The problem. Each entry below is to be given again word for word, with no pictures.

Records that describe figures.
________________
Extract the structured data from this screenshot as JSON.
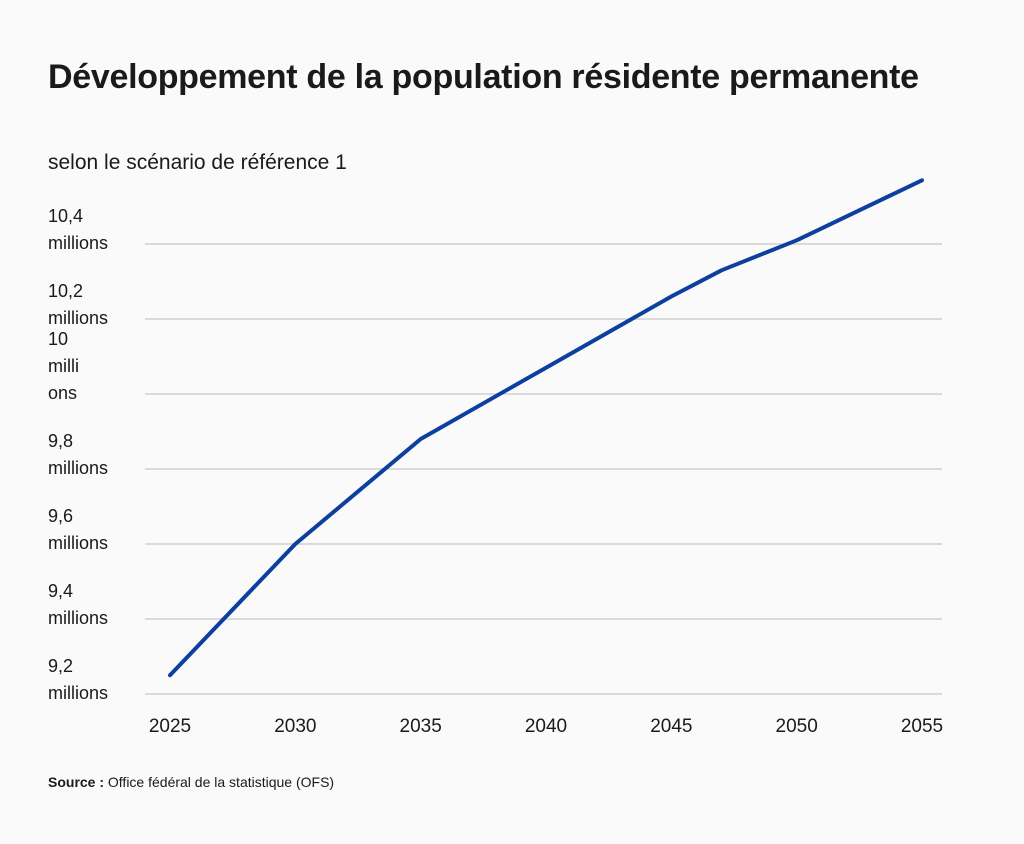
{
  "title": "Développement de la population résidente permanente",
  "subtitle": "selon le scénario de référence 1",
  "source": {
    "label": "Source :",
    "text": "Office fédéral de la statistique (OFS)"
  },
  "colors": {
    "line": "#0d3f9f",
    "grid": "#c8c8c8",
    "text": "#1a1a1a",
    "background": "#fafafa"
  },
  "chart_data": {
    "type": "line",
    "title": "Développement de la population résidente permanente",
    "subtitle": "selon le scénario de référence 1",
    "xlabel": "",
    "ylabel": "",
    "xlim": [
      2025,
      2055
    ],
    "ylim": [
      9.2,
      10.4
    ],
    "grid": true,
    "legend": "none",
    "x_ticks": [
      "2025",
      "2030",
      "2035",
      "2040",
      "2045",
      "2050",
      "2055"
    ],
    "y_ticks": [
      {
        "value": 9.2,
        "label": "9,2\nmillions"
      },
      {
        "value": 9.4,
        "label": "9,4\nmillions"
      },
      {
        "value": 9.6,
        "label": "9,6\nmillions"
      },
      {
        "value": 9.8,
        "label": "9,8\nmillions"
      },
      {
        "value": 10.0,
        "label": "10\nmilli\nons"
      },
      {
        "value": 10.2,
        "label": "10,2\nmillions"
      },
      {
        "value": 10.4,
        "label": "10,4\nmillions"
      }
    ],
    "series": [
      {
        "x": [
          2025,
          2030,
          2035,
          2040,
          2045,
          2047,
          2050,
          2055
        ],
        "values": [
          9.25,
          9.6,
          9.88,
          10.07,
          10.26,
          10.33,
          10.41,
          10.57
        ]
      }
    ]
  }
}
________________
Exercise output.
Extract the structured data from this screenshot as JSON.
{
  "title": "Développement de la population résidente permanente",
  "subtitle": "selon le scénario de référence 1",
  "source": {
    "label": "Source :",
    "text": "Office fédéral de la statistique (OFS)"
  },
  "colors": {
    "line": "#0d3f9f",
    "grid": "#c8c8c8",
    "text": "#1a1a1a",
    "background": "#fafafa"
  },
  "chart_data": {
    "type": "line",
    "title": "Développement de la population résidente permanente",
    "subtitle": "selon le scénario de référence 1",
    "xlabel": "",
    "ylabel": "",
    "xlim": [
      2025,
      2055
    ],
    "ylim": [
      9.2,
      10.4
    ],
    "grid": true,
    "legend": "none",
    "x_ticks": [
      "2025",
      "2030",
      "2035",
      "2040",
      "2045",
      "2050",
      "2055"
    ],
    "y_ticks": [
      {
        "value": 9.2,
        "label": "9,2\nmillions"
      },
      {
        "value": 9.4,
        "label": "9,4\nmillions"
      },
      {
        "value": 9.6,
        "label": "9,6\nmillions"
      },
      {
        "value": 9.8,
        "label": "9,8\nmillions"
      },
      {
        "value": 10.0,
        "label": "10\nmilli\nons"
      },
      {
        "value": 10.2,
        "label": "10,2\nmillions"
      },
      {
        "value": 10.4,
        "label": "10,4\nmillions"
      }
    ],
    "series": [
      {
        "x": [
          2025,
          2030,
          2035,
          2040,
          2045,
          2047,
          2050,
          2055
        ],
        "values": [
          9.25,
          9.6,
          9.88,
          10.07,
          10.26,
          10.33,
          10.41,
          10.57
        ]
      }
    ]
  }
}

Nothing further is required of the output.